## What the exercise asks
Look for the string "число" in the lines and copy each line that has it.

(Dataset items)
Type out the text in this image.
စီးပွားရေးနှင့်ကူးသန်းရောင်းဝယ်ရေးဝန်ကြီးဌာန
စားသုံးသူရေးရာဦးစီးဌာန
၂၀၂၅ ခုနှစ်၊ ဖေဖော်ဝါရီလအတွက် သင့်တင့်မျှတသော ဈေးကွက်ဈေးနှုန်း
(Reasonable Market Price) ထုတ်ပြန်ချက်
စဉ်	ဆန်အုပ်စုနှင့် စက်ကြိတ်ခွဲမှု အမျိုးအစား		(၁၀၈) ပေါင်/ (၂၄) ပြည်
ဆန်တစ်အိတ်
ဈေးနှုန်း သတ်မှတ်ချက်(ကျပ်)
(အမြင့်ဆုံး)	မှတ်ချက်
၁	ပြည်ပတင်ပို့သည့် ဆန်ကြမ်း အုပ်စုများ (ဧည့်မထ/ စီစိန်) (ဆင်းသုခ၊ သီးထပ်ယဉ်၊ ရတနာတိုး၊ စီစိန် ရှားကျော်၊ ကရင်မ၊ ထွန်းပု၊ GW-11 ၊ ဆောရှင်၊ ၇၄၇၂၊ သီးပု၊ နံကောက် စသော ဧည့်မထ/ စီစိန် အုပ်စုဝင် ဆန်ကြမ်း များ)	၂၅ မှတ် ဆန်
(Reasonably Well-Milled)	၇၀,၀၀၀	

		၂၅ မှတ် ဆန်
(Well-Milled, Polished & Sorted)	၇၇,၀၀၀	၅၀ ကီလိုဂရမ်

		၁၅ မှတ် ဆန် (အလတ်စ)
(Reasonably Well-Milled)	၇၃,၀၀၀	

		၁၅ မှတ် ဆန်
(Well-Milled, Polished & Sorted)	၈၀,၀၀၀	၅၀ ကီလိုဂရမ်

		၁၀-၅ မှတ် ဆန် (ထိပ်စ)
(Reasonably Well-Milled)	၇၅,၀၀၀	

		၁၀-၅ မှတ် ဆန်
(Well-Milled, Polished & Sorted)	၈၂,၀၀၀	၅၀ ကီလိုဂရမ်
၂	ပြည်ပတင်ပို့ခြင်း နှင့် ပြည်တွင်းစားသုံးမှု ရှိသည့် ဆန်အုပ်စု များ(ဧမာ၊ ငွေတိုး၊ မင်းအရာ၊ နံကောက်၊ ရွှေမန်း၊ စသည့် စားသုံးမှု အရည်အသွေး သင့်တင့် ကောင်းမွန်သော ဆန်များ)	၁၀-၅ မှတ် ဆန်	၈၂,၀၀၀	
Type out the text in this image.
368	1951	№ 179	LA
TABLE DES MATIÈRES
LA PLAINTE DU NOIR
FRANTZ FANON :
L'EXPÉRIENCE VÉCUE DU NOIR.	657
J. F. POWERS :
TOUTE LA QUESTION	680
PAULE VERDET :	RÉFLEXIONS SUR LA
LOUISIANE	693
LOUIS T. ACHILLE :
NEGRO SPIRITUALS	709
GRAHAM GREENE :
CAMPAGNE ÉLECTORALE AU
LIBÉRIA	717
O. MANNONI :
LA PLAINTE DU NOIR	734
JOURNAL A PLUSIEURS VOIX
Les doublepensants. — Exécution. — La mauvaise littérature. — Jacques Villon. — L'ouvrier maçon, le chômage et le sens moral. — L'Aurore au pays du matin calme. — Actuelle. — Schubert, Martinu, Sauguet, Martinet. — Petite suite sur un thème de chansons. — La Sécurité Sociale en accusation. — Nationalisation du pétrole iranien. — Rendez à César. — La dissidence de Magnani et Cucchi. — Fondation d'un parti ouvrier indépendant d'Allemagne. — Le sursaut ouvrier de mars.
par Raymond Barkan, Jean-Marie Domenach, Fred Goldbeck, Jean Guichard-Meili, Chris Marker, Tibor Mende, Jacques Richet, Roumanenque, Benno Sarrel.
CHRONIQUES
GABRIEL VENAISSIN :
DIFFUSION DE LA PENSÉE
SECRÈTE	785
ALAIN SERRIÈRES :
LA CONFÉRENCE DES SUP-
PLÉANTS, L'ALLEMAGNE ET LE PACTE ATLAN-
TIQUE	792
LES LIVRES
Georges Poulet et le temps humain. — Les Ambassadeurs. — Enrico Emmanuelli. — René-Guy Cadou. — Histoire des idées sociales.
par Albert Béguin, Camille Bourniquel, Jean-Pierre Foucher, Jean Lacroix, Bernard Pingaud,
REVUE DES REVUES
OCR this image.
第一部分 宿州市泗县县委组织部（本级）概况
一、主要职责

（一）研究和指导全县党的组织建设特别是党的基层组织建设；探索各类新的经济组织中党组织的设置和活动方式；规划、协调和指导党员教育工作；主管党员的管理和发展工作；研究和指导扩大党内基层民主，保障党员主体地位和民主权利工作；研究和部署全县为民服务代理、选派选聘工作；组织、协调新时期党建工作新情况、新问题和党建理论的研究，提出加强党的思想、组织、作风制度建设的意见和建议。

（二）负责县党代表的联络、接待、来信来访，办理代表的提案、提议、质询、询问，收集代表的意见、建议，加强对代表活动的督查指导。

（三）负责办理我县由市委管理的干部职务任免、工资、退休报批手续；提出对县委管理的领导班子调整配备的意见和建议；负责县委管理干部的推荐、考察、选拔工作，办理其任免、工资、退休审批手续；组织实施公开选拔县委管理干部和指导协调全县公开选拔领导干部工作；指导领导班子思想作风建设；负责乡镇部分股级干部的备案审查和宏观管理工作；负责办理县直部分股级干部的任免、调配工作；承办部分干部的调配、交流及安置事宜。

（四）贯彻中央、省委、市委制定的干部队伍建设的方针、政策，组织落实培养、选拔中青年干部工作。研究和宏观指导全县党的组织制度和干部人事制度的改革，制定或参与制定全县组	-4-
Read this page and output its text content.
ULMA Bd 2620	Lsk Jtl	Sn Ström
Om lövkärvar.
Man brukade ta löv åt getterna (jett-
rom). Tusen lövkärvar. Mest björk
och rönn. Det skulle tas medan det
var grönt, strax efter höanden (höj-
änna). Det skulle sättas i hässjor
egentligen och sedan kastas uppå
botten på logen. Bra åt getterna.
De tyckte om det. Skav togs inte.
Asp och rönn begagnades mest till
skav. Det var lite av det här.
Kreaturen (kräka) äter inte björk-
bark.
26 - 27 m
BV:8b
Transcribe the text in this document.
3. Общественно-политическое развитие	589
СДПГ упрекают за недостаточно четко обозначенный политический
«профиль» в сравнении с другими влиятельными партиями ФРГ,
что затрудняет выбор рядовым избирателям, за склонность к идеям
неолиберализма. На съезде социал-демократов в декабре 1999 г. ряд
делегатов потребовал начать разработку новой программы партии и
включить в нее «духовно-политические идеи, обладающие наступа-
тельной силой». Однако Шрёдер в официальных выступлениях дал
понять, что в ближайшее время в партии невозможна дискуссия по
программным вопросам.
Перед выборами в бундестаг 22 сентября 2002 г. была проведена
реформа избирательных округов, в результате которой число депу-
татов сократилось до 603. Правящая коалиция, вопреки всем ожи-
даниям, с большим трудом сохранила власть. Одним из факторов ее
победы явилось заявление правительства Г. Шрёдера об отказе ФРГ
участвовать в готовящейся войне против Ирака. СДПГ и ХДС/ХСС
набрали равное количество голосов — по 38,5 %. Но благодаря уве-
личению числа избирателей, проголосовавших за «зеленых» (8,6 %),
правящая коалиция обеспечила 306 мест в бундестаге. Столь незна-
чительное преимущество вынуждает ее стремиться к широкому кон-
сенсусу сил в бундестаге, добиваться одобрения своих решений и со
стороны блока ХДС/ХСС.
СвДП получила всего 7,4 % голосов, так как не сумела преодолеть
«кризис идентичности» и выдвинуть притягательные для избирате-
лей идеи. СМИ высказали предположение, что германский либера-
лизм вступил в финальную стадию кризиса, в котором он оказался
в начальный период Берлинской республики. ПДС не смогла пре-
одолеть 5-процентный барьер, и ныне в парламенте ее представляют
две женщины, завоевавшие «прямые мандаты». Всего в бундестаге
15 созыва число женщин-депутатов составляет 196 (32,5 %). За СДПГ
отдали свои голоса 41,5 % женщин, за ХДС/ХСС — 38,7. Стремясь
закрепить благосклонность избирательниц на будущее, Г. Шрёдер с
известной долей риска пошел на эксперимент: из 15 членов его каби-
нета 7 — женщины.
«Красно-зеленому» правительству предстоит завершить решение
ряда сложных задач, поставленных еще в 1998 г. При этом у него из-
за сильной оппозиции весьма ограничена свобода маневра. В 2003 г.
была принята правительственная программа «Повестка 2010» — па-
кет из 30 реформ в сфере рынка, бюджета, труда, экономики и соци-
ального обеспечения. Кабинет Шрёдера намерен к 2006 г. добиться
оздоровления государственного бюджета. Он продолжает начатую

## Full solution
реформа избирательных округов, в результате которой число депу-
15 созыва число женщин-депутатов составляет 196 (32,5 %). За СДПГ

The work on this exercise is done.